Exercise directions: Output every line below without omitting or altering anything.

Available data:
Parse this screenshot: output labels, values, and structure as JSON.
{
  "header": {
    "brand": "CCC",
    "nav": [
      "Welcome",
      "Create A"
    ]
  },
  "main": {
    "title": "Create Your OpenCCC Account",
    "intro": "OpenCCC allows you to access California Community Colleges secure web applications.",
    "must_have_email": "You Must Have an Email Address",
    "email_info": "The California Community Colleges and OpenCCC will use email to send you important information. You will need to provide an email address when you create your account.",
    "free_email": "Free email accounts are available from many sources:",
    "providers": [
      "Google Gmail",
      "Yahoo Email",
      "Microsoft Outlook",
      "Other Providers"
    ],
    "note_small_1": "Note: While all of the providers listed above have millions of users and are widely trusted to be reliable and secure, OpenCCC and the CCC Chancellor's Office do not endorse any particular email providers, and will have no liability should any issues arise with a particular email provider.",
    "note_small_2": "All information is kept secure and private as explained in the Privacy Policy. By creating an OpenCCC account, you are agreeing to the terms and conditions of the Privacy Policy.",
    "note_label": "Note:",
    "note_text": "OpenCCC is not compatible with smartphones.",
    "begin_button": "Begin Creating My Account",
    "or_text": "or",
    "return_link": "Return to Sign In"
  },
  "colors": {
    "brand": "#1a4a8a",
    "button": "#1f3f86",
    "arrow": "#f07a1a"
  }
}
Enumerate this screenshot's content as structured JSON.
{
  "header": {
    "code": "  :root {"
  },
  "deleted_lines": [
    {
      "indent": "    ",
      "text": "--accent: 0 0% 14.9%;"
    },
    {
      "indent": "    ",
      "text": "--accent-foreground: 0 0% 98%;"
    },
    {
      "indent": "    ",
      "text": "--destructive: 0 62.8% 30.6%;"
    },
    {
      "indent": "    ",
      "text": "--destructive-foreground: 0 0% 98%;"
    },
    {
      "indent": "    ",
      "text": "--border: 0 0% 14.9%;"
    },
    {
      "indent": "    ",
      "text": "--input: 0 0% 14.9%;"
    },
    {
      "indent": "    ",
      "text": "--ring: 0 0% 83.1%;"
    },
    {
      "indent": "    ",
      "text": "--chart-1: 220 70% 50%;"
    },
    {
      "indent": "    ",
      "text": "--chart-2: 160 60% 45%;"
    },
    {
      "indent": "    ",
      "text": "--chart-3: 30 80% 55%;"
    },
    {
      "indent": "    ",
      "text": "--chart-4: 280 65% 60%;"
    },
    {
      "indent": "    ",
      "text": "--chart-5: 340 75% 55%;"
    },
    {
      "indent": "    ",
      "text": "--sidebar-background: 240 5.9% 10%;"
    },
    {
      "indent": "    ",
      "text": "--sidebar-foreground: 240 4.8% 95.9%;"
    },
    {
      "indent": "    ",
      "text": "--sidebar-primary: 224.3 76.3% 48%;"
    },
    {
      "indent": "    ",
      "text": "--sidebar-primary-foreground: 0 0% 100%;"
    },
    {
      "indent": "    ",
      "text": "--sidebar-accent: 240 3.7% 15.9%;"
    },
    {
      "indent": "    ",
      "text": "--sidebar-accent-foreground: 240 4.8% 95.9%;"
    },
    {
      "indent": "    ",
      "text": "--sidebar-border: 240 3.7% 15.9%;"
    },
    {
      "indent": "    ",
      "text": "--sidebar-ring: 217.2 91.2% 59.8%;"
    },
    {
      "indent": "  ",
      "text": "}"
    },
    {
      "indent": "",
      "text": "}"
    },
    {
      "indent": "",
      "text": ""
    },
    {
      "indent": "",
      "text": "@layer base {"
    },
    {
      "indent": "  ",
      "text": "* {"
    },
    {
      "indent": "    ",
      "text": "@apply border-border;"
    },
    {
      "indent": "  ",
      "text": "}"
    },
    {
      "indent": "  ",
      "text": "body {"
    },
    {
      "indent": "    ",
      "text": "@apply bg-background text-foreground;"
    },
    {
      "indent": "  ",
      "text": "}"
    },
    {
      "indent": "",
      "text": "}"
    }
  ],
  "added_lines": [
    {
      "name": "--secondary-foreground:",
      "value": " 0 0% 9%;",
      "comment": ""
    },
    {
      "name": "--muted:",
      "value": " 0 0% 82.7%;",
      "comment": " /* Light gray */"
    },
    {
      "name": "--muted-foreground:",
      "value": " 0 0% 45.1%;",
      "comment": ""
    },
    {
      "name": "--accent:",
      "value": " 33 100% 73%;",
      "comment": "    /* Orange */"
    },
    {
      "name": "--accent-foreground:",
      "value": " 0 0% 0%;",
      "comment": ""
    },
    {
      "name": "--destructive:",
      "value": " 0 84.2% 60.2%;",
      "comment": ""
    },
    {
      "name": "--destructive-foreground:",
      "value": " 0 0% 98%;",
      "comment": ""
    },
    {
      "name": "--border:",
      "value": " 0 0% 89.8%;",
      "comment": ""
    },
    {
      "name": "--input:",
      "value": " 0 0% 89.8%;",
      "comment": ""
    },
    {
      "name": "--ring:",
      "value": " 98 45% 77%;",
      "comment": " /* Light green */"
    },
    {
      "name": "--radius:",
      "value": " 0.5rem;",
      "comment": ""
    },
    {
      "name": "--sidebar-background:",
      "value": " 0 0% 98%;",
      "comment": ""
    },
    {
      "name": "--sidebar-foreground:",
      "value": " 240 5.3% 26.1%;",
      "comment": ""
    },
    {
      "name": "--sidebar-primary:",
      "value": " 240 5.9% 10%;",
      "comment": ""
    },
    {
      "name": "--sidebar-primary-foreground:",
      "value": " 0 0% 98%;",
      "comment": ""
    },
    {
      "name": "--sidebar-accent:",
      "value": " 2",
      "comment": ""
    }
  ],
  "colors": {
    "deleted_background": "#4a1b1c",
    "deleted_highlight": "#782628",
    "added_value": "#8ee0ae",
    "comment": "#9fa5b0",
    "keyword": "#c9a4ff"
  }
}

Answer below:
Parse this screenshot: output labels, values, and structure as JSON.
{
  "header": {
    "brand": "CCC",
    "nav": [
      "Welcome",
      "Create A"
    ]
  },
  "main": {
    "title": "Create Your OpenCCC Account",
    "intro": "OpenCCC allows you to access California Community Colleges secure web applications.",
    "must_have_email": "You Must Have an Email Address",
    "email_info": "The California Community Colleges and OpenCCC will use email to send you important information. You will need to provide an email address when you create your account.",
    "free_email": "Free email accounts are available from many sources:",
    "providers": [
      "Google Gmail",
      "Yahoo Email",
      "Microsoft Outlook",
      "Other Providers"
    ],
    "note_small_1": "Note: While all of the providers listed above have millions of users and are widely trusted to be reliable and secure, OpenCCC and the CCC Chancellor's Office do not endorse any particular email providers, and will have no liability should any issues arise with a particular email provider.",
    "note_small_2": "All information is kept secure and private as explained in the Privacy Policy. By creating an OpenCCC account, you are agreeing to the terms and conditions of the Privacy Policy.",
    "note_label": "Note:",
    "note_text": "OpenCCC is not compatible with smartphones.",
    "begin_button": "Begin Creating My Account",
    "or_text": "or",
    "return_link": "Return to Sign In"
  },
  "colors": {
    "brand": "#1a4a8a",
    "button": "#1f3f86",
    "arrow": "#f07a1a"
  }
}
Enumerate this screenshot's content as structured JSON.
{
  "header": {
    "code": "  :root {"
  },
  "deleted_lines": [
    {
      "indent": "    ",
      "text": "--accent: 0 0% 14.9%;"
    },
    {
      "indent": "    ",
      "text": "--accent-foreground: 0 0% 98%;"
    },
    {
      "indent": "    ",
      "text": "--destructive: 0 62.8% 30.6%;"
    },
    {
      "indent": "    ",
      "text": "--destructive-foreground: 0 0% 98%;"
    },
    {
      "indent": "    ",
      "text": "--border: 0 0% 14.9%;"
    },
    {
      "indent": "    ",
      "text": "--input: 0 0% 14.9%;"
    },
    {
      "indent": "    ",
      "text": "--ring: 0 0% 83.1%;"
    },
    {
      "indent": "    ",
      "text": "--chart-1: 220 70% 50%;"
    },
    {
      "indent": "    ",
      "text": "--chart-2: 160 60% 45%;"
    },
    {
      "indent": "    ",
      "text": "--chart-3: 30 80% 55%;"
    },
    {
      "indent": "    ",
      "text": "--chart-4: 280 65% 60%;"
    },
    {
      "indent": "    ",
      "text": "--chart-5: 340 75% 55%;"
    },
    {
      "indent": "    ",
      "text": "--sidebar-background: 240 5.9% 10%;"
    },
    {
      "indent": "    ",
      "text": "--sidebar-foreground: 240 4.8% 95.9%;"
    },
    {
      "indent": "    ",
      "text": "--sidebar-primary: 224.3 76.3% 48%;"
    },
    {
      "indent": "    ",
      "text": "--sidebar-primary-foreground: 0 0% 100%;"
    },
    {
      "indent": "    ",
      "text": "--sidebar-accent: 240 3.7% 15.9%;"
    },
    {
      "indent": "    ",
      "text": "--sidebar-accent-foreground: 240 4.8% 95.9%;"
    },
    {
      "indent": "    ",
      "text": "--sidebar-border: 240 3.7% 15.9%;"
    },
    {
      "indent": "    ",
      "text": "--sidebar-ring: 217.2 91.2% 59.8%;"
    },
    {
      "indent": "  ",
      "text": "}"
    },
    {
      "indent": "",
      "text": "}"
    },
    {
      "indent": "",
      "text": ""
    },
    {
      "indent": "",
      "text": "@layer base {"
    },
    {
      "indent": "  ",
      "text": "* {"
    },
    {
      "indent": "    ",
      "text": "@apply border-border;"
    },
    {
      "indent": "  ",
      "text": "}"
    },
    {
      "indent": "  ",
      "text": "body {"
    },
    {
      "indent": "    ",
      "text": "@apply bg-background text-foreground;"
    },
    {
      "indent": "  ",
      "text": "}"
    },
    {
      "indent": "",
      "text": "}"
    }
  ],
  "added_lines": [
    {
      "name": "--secondary-foreground:",
      "value": " 0 0% 9%;",
      "comment": ""
    },
    {
      "name": "--muted:",
      "value": " 0 0% 82.7%;",
      "comment": " /* Light gray */"
    },
    {
      "name": "--muted-foreground:",
      "value": " 0 0% 45.1%;",
      "comment": ""
    },
    {
      "name": "--accent:",
      "value": " 33 100% 73%;",
      "comment": "    /* Orange */"
    },
    {
      "name": "--accent-foreground:",
      "value": " 0 0% 0%;",
      "comment": ""
    },
    {
      "name": "--destructive:",
      "value": " 0 84.2% 60.2%;",
      "comment": ""
    },
    {
      "name": "--destructive-foreground:",
      "value": " 0 0% 98%;",
      "comment": ""
    },
    {
      "name": "--border:",
      "value": " 0 0% 89.8%;",
      "comment": ""
    },
    {
      "name": "--input:",
      "value": " 0 0% 89.8%;",
      "comment": ""
    },
    {
      "name": "--ring:",
      "value": " 98 45% 77%;",
      "comment": " /* Light green */"
    },
    {
      "name": "--radius:",
      "value": " 0.5rem;",
      "comment": ""
    },
    {
      "name": "--sidebar-background:",
      "value": " 0 0% 98%;",
      "comment": ""
    },
    {
      "name": "--sidebar-foreground:",
      "value": " 240 5.3% 26.1%;",
      "comment": ""
    },
    {
      "name": "--sidebar-primary:",
      "value": " 240 5.9% 10%;",
      "comment": ""
    },
    {
      "name": "--sidebar-primary-foreground:",
      "value": " 0 0% 98%;",
      "comment": ""
    },
    {
      "name": "--sidebar-accent:",
      "value": " 2",
      "comment": ""
    }
  ],
  "colors": {
    "deleted_background": "#4a1b1c",
    "deleted_highlight": "#782628",
    "added_value": "#8ee0ae",
    "comment": "#9fa5b0",
    "keyword": "#c9a4ff"
  }
}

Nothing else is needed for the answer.